PROBLEM TO SOLVE |
For each line in the data below that holds "European", return a copy.

(Collected data entries)
⟨

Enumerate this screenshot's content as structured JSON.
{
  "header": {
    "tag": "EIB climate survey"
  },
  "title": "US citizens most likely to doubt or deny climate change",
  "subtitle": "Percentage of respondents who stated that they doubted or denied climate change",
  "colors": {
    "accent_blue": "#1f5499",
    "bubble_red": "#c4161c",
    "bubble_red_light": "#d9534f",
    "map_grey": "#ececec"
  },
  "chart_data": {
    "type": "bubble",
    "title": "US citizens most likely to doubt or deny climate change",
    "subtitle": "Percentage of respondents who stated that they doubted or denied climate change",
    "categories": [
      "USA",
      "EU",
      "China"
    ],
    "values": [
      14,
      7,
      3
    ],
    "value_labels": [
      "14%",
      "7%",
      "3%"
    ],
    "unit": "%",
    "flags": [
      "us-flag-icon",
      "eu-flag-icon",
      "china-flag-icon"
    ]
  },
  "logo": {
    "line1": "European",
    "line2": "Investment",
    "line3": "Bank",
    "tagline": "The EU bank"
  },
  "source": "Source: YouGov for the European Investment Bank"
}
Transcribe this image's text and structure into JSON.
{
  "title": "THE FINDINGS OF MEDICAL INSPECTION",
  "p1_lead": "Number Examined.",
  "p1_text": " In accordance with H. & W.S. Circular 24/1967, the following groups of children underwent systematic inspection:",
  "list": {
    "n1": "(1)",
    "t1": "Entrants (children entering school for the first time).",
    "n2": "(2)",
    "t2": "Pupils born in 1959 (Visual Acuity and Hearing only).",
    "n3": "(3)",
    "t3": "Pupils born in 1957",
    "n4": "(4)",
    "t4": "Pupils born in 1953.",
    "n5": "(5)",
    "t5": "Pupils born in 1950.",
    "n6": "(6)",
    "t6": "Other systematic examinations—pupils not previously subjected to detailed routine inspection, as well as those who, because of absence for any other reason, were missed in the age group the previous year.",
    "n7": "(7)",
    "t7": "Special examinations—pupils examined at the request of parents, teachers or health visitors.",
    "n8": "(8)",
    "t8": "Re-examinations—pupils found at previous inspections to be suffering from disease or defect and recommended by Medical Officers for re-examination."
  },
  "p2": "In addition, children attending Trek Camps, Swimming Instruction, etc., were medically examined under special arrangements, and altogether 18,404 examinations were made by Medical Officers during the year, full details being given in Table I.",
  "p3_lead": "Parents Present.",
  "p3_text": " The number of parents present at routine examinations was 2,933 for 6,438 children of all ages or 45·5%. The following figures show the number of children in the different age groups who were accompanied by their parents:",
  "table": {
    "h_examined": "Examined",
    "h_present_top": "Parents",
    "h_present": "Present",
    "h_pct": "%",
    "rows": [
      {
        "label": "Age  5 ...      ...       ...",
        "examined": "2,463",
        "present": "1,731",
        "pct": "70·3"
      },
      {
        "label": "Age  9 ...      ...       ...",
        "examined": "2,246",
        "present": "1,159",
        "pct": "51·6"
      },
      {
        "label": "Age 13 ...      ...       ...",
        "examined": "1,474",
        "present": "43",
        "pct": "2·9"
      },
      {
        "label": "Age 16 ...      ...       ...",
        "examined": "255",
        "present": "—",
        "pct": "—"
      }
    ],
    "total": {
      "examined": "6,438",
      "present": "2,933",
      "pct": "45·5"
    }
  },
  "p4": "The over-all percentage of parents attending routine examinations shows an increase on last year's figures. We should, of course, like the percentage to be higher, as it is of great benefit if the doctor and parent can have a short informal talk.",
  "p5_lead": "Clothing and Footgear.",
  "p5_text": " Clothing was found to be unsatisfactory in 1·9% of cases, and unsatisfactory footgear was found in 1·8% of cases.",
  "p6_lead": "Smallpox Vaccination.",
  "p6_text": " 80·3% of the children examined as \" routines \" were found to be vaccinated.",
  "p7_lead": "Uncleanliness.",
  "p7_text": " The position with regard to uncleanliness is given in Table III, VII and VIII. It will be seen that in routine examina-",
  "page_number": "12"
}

⟩

WRITTEN SOLUTION |
    "line1": "European",
  "source": "Source: YouGov for the European Investment Bank"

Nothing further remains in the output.